--- START SUPPLIED DATA ---
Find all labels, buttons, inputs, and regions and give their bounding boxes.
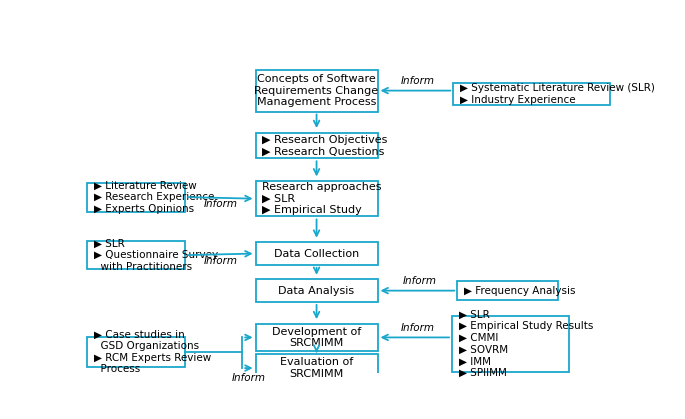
FancyBboxPatch shape — [256, 181, 377, 217]
Text: Development of
SRCMIMM: Development of SRCMIMM — [272, 327, 361, 348]
FancyBboxPatch shape — [256, 70, 377, 111]
Text: Inform: Inform — [203, 256, 237, 266]
Text: Inform: Inform — [403, 276, 437, 286]
Text: ▶ SLR
▶ Questionnaire Survey
  with Practitioners: ▶ SLR ▶ Questionnaire Survey with Practi… — [94, 238, 218, 272]
Text: Data Collection: Data Collection — [274, 248, 359, 259]
Text: Inform: Inform — [401, 76, 435, 86]
FancyBboxPatch shape — [87, 241, 185, 269]
FancyBboxPatch shape — [87, 183, 185, 212]
FancyBboxPatch shape — [256, 242, 377, 265]
Text: ▶ Research Objectives
▶ Research Questions: ▶ Research Objectives ▶ Research Questio… — [262, 134, 388, 156]
Text: ▶ Literature Review
▶ Research Experience
▶ Experts Opinions: ▶ Literature Review ▶ Research Experienc… — [94, 181, 214, 214]
Text: Concepts of Software
Requirements Change
Management Process: Concepts of Software Requirements Change… — [255, 74, 379, 107]
FancyBboxPatch shape — [256, 324, 377, 351]
Text: Inform: Inform — [203, 199, 237, 209]
Text: Data Analysis: Data Analysis — [279, 286, 355, 296]
Text: Research approaches
▶ SLR
▶ Empirical Study: Research approaches ▶ SLR ▶ Empirical St… — [262, 182, 382, 215]
Text: Inform: Inform — [232, 373, 266, 383]
Text: ▶ SLR
▶ Empirical Study Results
▶ CMMI
▶ SOVRM
▶ IMM
▶ SPIIMM: ▶ SLR ▶ Empirical Study Results ▶ CMMI ▶… — [459, 310, 593, 378]
FancyBboxPatch shape — [453, 83, 610, 105]
Text: ▶ Frequency Analysis: ▶ Frequency Analysis — [464, 286, 575, 296]
FancyBboxPatch shape — [256, 132, 377, 158]
Text: ▶ Case studies in
  GSD Organizations
▶ RCM Experts Review
  Process: ▶ Case studies in GSD Organizations ▶ RC… — [94, 329, 211, 374]
FancyBboxPatch shape — [256, 279, 377, 302]
FancyBboxPatch shape — [256, 354, 377, 382]
Text: ▶ Systematic Literature Review (SLR)
▶ Industry Experience: ▶ Systematic Literature Review (SLR) ▶ I… — [460, 83, 655, 105]
Text: Inform: Inform — [401, 323, 434, 333]
FancyBboxPatch shape — [87, 336, 185, 367]
FancyBboxPatch shape — [452, 316, 569, 372]
FancyBboxPatch shape — [458, 281, 558, 300]
Text: Evaluation of
SRCMIMM: Evaluation of SRCMIMM — [280, 357, 353, 379]
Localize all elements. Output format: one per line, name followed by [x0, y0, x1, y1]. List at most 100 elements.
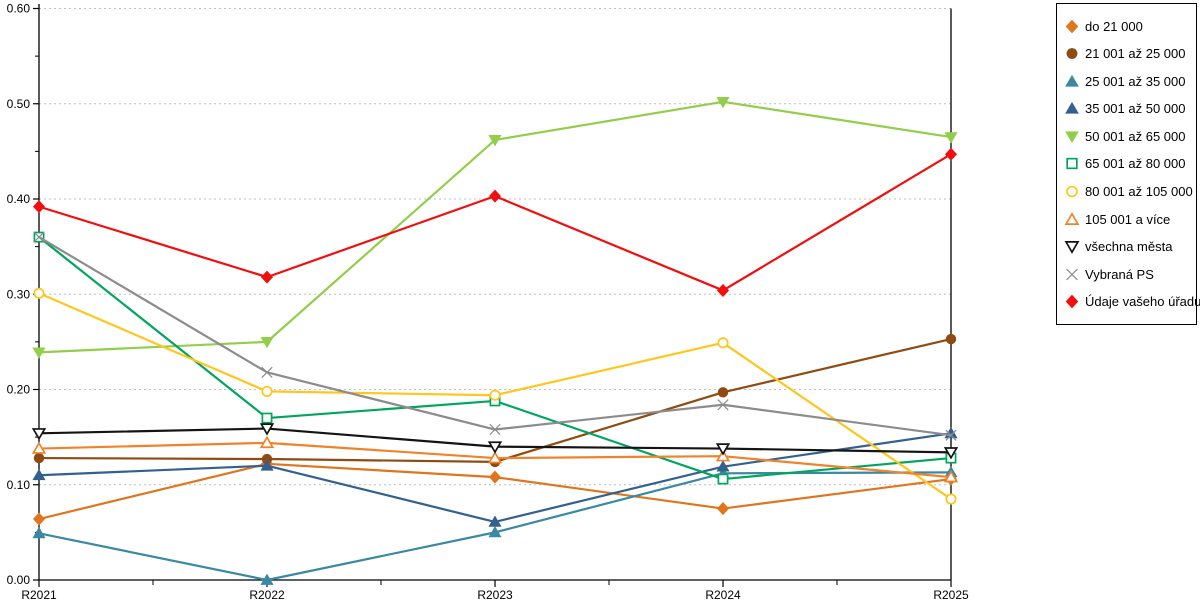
legend-item: do 21 000	[1064, 19, 1194, 34]
series-7	[33, 287, 957, 505]
triangle-up-marker	[487, 450, 503, 464]
x-tick-label: R2022	[249, 588, 285, 600]
x-tick-label: R2023	[477, 588, 513, 600]
series-line	[37, 153, 953, 292]
legend-label: všechna města	[1085, 239, 1173, 255]
triangle-up-marker	[31, 441, 47, 454]
triangle-down-marker	[31, 428, 47, 441]
circle-marker	[717, 337, 729, 349]
y-tick-label: 0.60	[7, 2, 31, 16]
triangle-down-marker	[32, 347, 46, 359]
legend-item: Vybraná PS	[1064, 267, 1194, 282]
triangle-down-marker	[488, 135, 502, 147]
square-open-legend-icon	[1066, 158, 1078, 170]
circle-marker	[717, 387, 729, 398]
triangle-up-marker	[259, 435, 275, 449]
triangle-up-marker	[488, 515, 502, 527]
triangle-up-marker	[943, 470, 959, 483]
triangle-up-legend-icon	[1065, 102, 1079, 114]
triangle-down-marker	[259, 423, 275, 436]
legend-item: 21 001 až 25 000	[1064, 46, 1194, 61]
x-tick-label: R2024	[705, 588, 741, 600]
series-1	[32, 457, 958, 526]
diamond-marker	[944, 147, 958, 161]
triangle-down-marker	[260, 336, 274, 349]
series-10	[33, 231, 957, 441]
legend-item: 35 001 až 50 000	[1064, 101, 1194, 116]
legend-item: 65 001 až 80 000	[1064, 156, 1194, 171]
legend-label: 65 001 až 80 000	[1085, 156, 1186, 172]
circle-marker	[33, 452, 45, 464]
diamond-marker	[716, 502, 730, 516]
y-tick-label: 0.10	[7, 478, 31, 492]
y-tick-label: 0.40	[7, 192, 31, 206]
triangle-up-marker	[260, 459, 274, 471]
diamond-marker	[488, 189, 502, 203]
diamond-marker	[716, 283, 730, 297]
triangle-up-marker	[260, 573, 274, 585]
square-marker	[1066, 158, 1078, 170]
legend-label: 50 001 až 65 000	[1085, 128, 1186, 144]
legend-item: všechna města	[1064, 239, 1194, 255]
square-marker	[717, 473, 729, 485]
y-tick-label: 0.50	[7, 97, 31, 111]
triangle-down-legend-icon	[1065, 131, 1079, 144]
triangle-down-marker	[1065, 131, 1079, 144]
x-marker	[1066, 268, 1078, 281]
diamond-marker	[32, 200, 46, 214]
series-8	[31, 435, 959, 483]
triangle-down-marker	[943, 447, 959, 460]
x-marker	[261, 366, 273, 378]
circle-legend-icon	[1066, 48, 1078, 60]
circle-open-legend-icon	[1066, 185, 1078, 198]
legend-label: 80 001 až 105 000	[1085, 184, 1193, 200]
triangle-up-marker	[715, 449, 731, 462]
diamond-marker	[1065, 19, 1079, 33]
triangle-down-marker	[944, 132, 958, 144]
diamond-legend-icon	[1065, 295, 1079, 309]
legend-label: 21 001 až 25 000	[1085, 46, 1186, 62]
x-marker	[489, 423, 501, 436]
triangle-up-marker	[488, 525, 502, 538]
legend-label: do 21 000	[1085, 18, 1143, 34]
y-tick-label: 0.00	[7, 573, 31, 587]
circle-marker	[945, 493, 957, 505]
triangle-down-marker	[715, 443, 731, 456]
triangle-up-marker	[716, 460, 730, 472]
y-tick-label: 0.30	[7, 287, 31, 301]
square-marker	[261, 412, 273, 424]
x-marker	[717, 399, 729, 411]
x-open-legend-icon	[1066, 268, 1078, 281]
series-9	[31, 423, 959, 460]
triangle-up-marker	[32, 468, 46, 481]
circle-marker	[1066, 48, 1078, 60]
diamond-marker	[260, 270, 274, 284]
triangle-down-marker	[1064, 241, 1080, 255]
triangle-up-marker	[1064, 211, 1080, 225]
legend-label: Vybraná PS	[1085, 266, 1154, 282]
legend-item: 105 001 a více	[1064, 211, 1194, 227]
triangle-down-marker	[487, 441, 503, 454]
circle-marker	[945, 333, 957, 345]
circle-marker	[1066, 185, 1078, 198]
legend-item: 25 001 až 35 000	[1064, 74, 1194, 89]
triangle-down-marker	[716, 96, 730, 109]
triangle-up-marker	[32, 526, 46, 539]
legend-label: 105 001 a více	[1085, 211, 1171, 227]
triangle-down-open-legend-icon	[1064, 241, 1080, 255]
x-tick-label: R2025	[933, 588, 969, 600]
series-11	[32, 147, 958, 297]
legend-label: 25 001 až 35 000	[1085, 73, 1186, 89]
chart-legend: do 21 000 21 001 až 25 000 25 001 až 35 00…	[1056, 3, 1200, 325]
triangle-up-open-legend-icon	[1064, 211, 1080, 225]
x-marker	[945, 429, 957, 441]
x-tick-label: R2021	[21, 588, 57, 600]
legend-item: 80 001 až 105 000	[1064, 184, 1194, 199]
x-marker	[33, 231, 45, 243]
legend-item: 50 001 až 65 000	[1064, 129, 1194, 144]
legend-label: Údaje vašeho úřadu	[1085, 294, 1200, 310]
triangle-up-legend-icon	[1065, 74, 1079, 87]
triangle-up-marker	[1065, 102, 1079, 114]
legend-item: Údaje vašeho úřadu	[1064, 294, 1200, 309]
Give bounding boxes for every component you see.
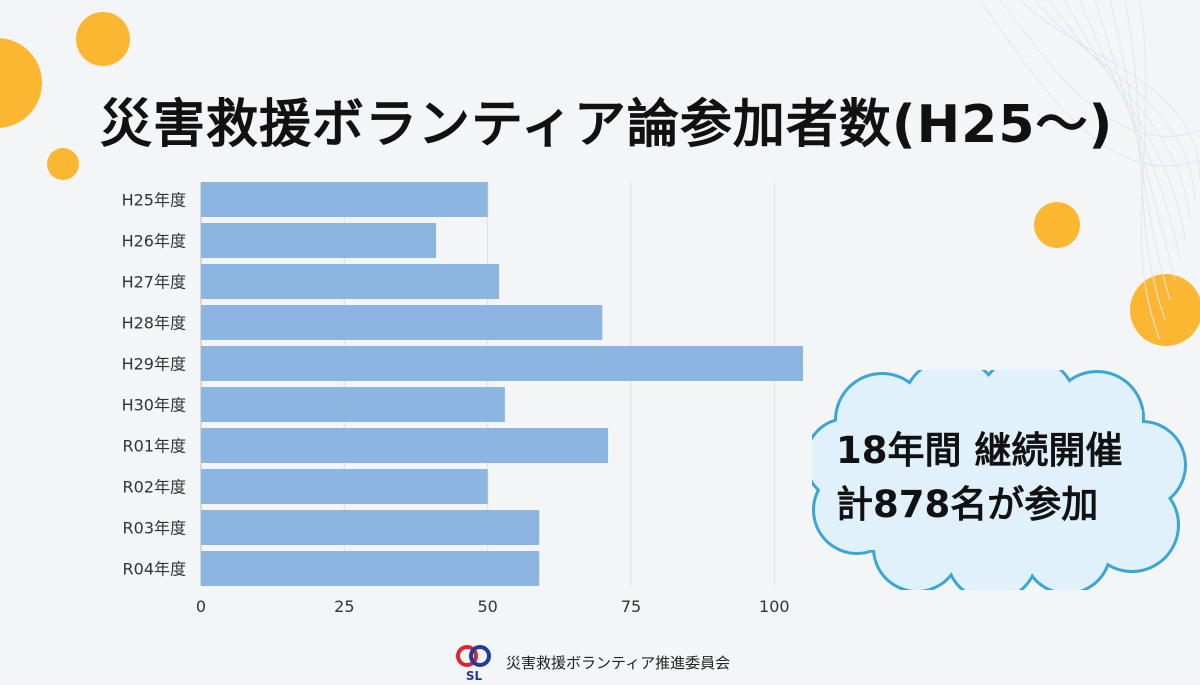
--- END SUPPLIED DATA ---
→ **PROMPT**: Copy verbatim the lines in the items above, from the line containing "legend-item: do 21" through the line containing "515, 502, 527]", including both of those lines.

→ **ANSWER BELOW**:
legend-item: do 21 000	[1064, 19, 1194, 34]
series-7	[33, 287, 957, 505]
triangle-up-marker	[487, 450, 503, 464]
x-tick-label: R2022	[249, 588, 285, 600]
x-tick-label: R2023	[477, 588, 513, 600]
series-line	[37, 153, 953, 292]
legend-label: všechna města	[1085, 239, 1173, 255]
triangle-up-marker	[31, 441, 47, 454]
triangle-down-marker	[31, 428, 47, 441]
circle-marker	[717, 337, 729, 349]
y-tick-label: 0.60	[7, 2, 31, 16]
triangle-down-marker	[32, 347, 46, 359]
legend-item: Vybraná PS	[1064, 267, 1194, 282]
triangle-down-marker	[488, 135, 502, 147]
square-open-legend-icon	[1066, 158, 1078, 170]
circle-marker	[717, 387, 729, 398]
triangle-up-marker	[259, 435, 275, 449]
triangle-up-marker	[488, 515, 502, 527]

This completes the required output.